All of the data must be printed exactly; please include every line.
— start Excerpted records —
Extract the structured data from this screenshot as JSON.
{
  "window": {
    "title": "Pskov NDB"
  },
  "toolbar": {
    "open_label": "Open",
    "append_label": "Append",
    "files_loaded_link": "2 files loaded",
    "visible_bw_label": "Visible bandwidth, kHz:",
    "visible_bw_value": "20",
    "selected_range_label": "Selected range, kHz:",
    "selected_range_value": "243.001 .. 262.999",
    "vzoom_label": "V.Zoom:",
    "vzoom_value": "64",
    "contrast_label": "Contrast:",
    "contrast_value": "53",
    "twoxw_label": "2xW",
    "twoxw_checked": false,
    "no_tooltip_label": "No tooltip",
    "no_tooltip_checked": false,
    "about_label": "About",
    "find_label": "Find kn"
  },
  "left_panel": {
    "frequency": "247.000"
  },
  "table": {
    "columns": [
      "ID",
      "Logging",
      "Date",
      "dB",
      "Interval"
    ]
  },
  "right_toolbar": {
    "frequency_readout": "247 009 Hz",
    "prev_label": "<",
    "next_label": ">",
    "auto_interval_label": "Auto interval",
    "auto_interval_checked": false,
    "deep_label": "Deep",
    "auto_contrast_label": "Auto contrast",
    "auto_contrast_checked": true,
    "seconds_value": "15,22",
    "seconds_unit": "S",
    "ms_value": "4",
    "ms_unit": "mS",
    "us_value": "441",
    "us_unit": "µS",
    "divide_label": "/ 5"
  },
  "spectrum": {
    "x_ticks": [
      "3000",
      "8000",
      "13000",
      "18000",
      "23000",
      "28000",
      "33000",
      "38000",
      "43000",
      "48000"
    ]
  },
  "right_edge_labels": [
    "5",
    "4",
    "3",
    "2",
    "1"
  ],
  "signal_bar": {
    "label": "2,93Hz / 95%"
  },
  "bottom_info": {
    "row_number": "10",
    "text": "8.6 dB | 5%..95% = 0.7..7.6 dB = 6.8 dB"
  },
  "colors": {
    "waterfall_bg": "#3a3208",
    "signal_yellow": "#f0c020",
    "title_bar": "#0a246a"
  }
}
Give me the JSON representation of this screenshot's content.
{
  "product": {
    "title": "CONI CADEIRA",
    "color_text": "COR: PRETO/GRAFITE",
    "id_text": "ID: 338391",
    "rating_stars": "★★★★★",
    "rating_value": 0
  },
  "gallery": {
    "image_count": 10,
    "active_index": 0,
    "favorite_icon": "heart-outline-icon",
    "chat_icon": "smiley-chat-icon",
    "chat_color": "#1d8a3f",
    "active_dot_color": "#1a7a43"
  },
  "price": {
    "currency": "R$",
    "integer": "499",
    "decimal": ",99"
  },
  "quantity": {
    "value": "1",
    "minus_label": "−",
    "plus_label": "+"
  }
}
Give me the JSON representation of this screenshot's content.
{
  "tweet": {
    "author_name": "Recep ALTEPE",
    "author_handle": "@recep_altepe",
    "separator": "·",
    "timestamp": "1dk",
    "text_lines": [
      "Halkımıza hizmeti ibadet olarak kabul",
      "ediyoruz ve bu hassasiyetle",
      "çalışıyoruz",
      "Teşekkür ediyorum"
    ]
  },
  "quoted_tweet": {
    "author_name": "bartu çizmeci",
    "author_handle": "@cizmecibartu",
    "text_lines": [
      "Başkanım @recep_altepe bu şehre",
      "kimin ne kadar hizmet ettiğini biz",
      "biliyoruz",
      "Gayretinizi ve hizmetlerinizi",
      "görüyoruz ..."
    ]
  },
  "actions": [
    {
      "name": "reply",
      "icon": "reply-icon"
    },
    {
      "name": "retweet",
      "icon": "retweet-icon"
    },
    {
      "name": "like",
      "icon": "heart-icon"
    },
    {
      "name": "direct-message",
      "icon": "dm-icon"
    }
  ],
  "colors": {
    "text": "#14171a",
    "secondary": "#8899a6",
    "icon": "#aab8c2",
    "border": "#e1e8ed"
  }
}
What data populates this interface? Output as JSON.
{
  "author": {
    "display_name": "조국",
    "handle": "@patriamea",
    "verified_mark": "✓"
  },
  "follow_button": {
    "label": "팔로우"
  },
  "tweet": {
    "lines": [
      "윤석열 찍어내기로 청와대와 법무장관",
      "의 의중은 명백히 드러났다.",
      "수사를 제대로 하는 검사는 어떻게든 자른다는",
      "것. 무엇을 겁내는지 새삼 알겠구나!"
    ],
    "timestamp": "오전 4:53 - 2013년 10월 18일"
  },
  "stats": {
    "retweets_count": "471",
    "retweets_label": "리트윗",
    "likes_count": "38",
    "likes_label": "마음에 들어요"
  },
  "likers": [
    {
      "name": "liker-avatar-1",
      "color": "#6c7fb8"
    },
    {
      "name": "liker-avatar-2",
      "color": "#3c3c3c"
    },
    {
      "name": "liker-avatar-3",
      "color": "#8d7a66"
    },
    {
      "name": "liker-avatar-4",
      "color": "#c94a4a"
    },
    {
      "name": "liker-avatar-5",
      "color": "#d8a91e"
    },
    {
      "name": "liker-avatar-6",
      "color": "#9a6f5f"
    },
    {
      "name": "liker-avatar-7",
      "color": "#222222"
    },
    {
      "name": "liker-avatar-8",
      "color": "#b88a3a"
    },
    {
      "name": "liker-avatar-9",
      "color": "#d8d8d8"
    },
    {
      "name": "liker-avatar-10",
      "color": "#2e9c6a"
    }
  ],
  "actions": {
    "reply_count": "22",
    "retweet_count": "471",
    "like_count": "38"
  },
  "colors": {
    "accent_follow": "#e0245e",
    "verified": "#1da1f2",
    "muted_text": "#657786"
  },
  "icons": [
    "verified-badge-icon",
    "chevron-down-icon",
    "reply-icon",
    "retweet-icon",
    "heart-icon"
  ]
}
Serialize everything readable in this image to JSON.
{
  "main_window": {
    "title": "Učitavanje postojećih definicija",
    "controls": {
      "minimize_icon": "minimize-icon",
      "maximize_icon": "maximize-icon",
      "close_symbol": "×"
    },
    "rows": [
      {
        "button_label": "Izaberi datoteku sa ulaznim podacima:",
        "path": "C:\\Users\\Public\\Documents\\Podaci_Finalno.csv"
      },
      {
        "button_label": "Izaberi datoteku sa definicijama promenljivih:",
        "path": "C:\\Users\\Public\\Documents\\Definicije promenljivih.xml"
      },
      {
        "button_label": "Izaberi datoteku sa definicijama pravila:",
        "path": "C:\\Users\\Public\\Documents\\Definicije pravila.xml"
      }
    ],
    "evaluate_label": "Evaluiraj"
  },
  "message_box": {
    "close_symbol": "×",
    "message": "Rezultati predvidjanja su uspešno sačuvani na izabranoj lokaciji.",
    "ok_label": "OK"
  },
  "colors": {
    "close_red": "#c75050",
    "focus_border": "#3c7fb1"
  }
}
— end Excerpted records —
__Result__:
Extract the structured data from this screenshot as JSON.
{
  "window": {
    "title": "Pskov NDB"
  },
  "toolbar": {
    "open_label": "Open",
    "append_label": "Append",
    "files_loaded_link": "2 files loaded",
    "visible_bw_label": "Visible bandwidth, kHz:",
    "visible_bw_value": "20",
    "selected_range_label": "Selected range, kHz:",
    "selected_range_value": "243.001 .. 262.999",
    "vzoom_label": "V.Zoom:",
    "vzoom_value": "64",
    "contrast_label": "Contrast:",
    "contrast_value": "53",
    "twoxw_label": "2xW",
    "twoxw_checked": false,
    "no_tooltip_label": "No tooltip",
    "no_tooltip_checked": false,
    "about_label": "About",
    "find_label": "Find kn"
  },
  "left_panel": {
    "frequency": "247.000"
  },
  "table": {
    "columns": [
      "ID",
      "Logging",
      "Date",
      "dB",
      "Interval"
    ]
  },
  "right_toolbar": {
    "frequency_readout": "247 009 Hz",
    "prev_label": "<",
    "next_label": ">",
    "auto_interval_label": "Auto interval",
    "auto_interval_checked": false,
    "deep_label": "Deep",
    "auto_contrast_label": "Auto contrast",
    "auto_contrast_checked": true,
    "seconds_value": "15,22",
    "seconds_unit": "S",
    "ms_value": "4",
    "ms_unit": "mS",
    "us_value": "441",
    "us_unit": "µS",
    "divide_label": "/ 5"
  },
  "spectrum": {
    "x_ticks": [
      "3000",
      "8000",
      "13000",
      "18000",
      "23000",
      "28000",
      "33000",
      "38000",
      "43000",
      "48000"
    ]
  },
  "right_edge_labels": [
    "5",
    "4",
    "3",
    "2",
    "1"
  ],
  "signal_bar": {
    "label": "2,93Hz / 95%"
  },
  "bottom_info": {
    "row_number": "10",
    "text": "8.6 dB | 5%..95% = 0.7..7.6 dB = 6.8 dB"
  },
  "colors": {
    "waterfall_bg": "#3a3208",
    "signal_yellow": "#f0c020",
    "title_bar": "#0a246a"
  }
}
Give me the JSON representation of this screenshot's content.
{
  "product": {
    "title": "CONI CADEIRA",
    "color_text": "COR: PRETO/GRAFITE",
    "id_text": "ID: 338391",
    "rating_stars": "★★★★★",
    "rating_value": 0
  },
  "gallery": {
    "image_count": 10,
    "active_index": 0,
    "favorite_icon": "heart-outline-icon",
    "chat_icon": "smiley-chat-icon",
    "chat_color": "#1d8a3f",
    "active_dot_color": "#1a7a43"
  },
  "price": {
    "currency": "R$",
    "integer": "499",
    "decimal": ",99"
  },
  "quantity": {
    "value": "1",
    "minus_label": "−",
    "plus_label": "+"
  }
}
Give me the JSON representation of this screenshot's content.
{
  "tweet": {
    "author_name": "Recep ALTEPE",
    "author_handle": "@recep_altepe",
    "separator": "·",
    "timestamp": "1dk",
    "text_lines": [
      "Halkımıza hizmeti ibadet olarak kabul",
      "ediyoruz ve bu hassasiyetle",
      "çalışıyoruz",
      "Teşekkür ediyorum"
    ]
  },
  "quoted_tweet": {
    "author_name": "bartu çizmeci",
    "author_handle": "@cizmecibartu",
    "text_lines": [
      "Başkanım @recep_altepe bu şehre",
      "kimin ne kadar hizmet ettiğini biz",
      "biliyoruz",
      "Gayretinizi ve hizmetlerinizi",
      "görüyoruz ..."
    ]
  },
  "actions": [
    {
      "name": "reply",
      "icon": "reply-icon"
    },
    {
      "name": "retweet",
      "icon": "retweet-icon"
    },
    {
      "name": "like",
      "icon": "heart-icon"
    },
    {
      "name": "direct-message",
      "icon": "dm-icon"
    }
  ],
  "colors": {
    "text": "#14171a",
    "secondary": "#8899a6",
    "icon": "#aab8c2",
    "border": "#e1e8ed"
  }
}
What data populates this interface? Output as JSON.
{
  "author": {
    "display_name": "조국",
    "handle": "@patriamea",
    "verified_mark": "✓"
  },
  "follow_button": {
    "label": "팔로우"
  },
  "tweet": {
    "lines": [
      "윤석열 찍어내기로 청와대와 법무장관",
      "의 의중은 명백히 드러났다.",
      "수사를 제대로 하는 검사는 어떻게든 자른다는",
      "것. 무엇을 겁내는지 새삼 알겠구나!"
    ],
    "timestamp": "오전 4:53 - 2013년 10월 18일"
  },
  "stats": {
    "retweets_count": "471",
    "retweets_label": "리트윗",
    "likes_count": "38",
    "likes_label": "마음에 들어요"
  },
  "likers": [
    {
      "name": "liker-avatar-1",
      "color": "#6c7fb8"
    },
    {
      "name": "liker-avatar-2",
      "color": "#3c3c3c"
    },
    {
      "name": "liker-avatar-3",
      "color": "#8d7a66"
    },
    {
      "name": "liker-avatar-4",
      "color": "#c94a4a"
    },
    {
      "name": "liker-avatar-5",
      "color": "#d8a91e"
    },
    {
      "name": "liker-avatar-6",
      "color": "#9a6f5f"
    },
    {
      "name": "liker-avatar-7",
      "color": "#222222"
    },
    {
      "name": "liker-avatar-8",
      "color": "#b88a3a"
    },
    {
      "name": "liker-avatar-9",
      "color": "#d8d8d8"
    },
    {
      "name": "liker-avatar-10",
      "color": "#2e9c6a"
    }
  ],
  "actions": {
    "reply_count": "22",
    "retweet_count": "471",
    "like_count": "38"
  },
  "colors": {
    "accent_follow": "#e0245e",
    "verified": "#1da1f2",
    "muted_text": "#657786"
  },
  "icons": [
    "verified-badge-icon",
    "chevron-down-icon",
    "reply-icon",
    "retweet-icon",
    "heart-icon"
  ]
}
Serialize everything readable in this image to JSON.
{
  "main_window": {
    "title": "Učitavanje postojećih definicija",
    "controls": {
      "minimize_icon": "minimize-icon",
      "maximize_icon": "maximize-icon",
      "close_symbol": "×"
    },
    "rows": [
      {
        "button_label": "Izaberi datoteku sa ulaznim podacima:",
        "path": "C:\\Users\\Public\\Documents\\Podaci_Finalno.csv"
      },
      {
        "button_label": "Izaberi datoteku sa definicijama promenljivih:",
        "path": "C:\\Users\\Public\\Documents\\Definicije promenljivih.xml"
      },
      {
        "button_label": "Izaberi datoteku sa definicijama pravila:",
        "path": "C:\\Users\\Public\\Documents\\Definicije pravila.xml"
      }
    ],
    "evaluate_label": "Evaluiraj"
  },
  "message_box": {
    "close_symbol": "×",
    "message": "Rezultati predvidjanja su uspešno sačuvani na izabranoj lokaciji.",
    "ok_label": "OK"
  },
  "colors": {
    "close_red": "#c75050",
    "focus_border": "#3c7fb1"
  }
}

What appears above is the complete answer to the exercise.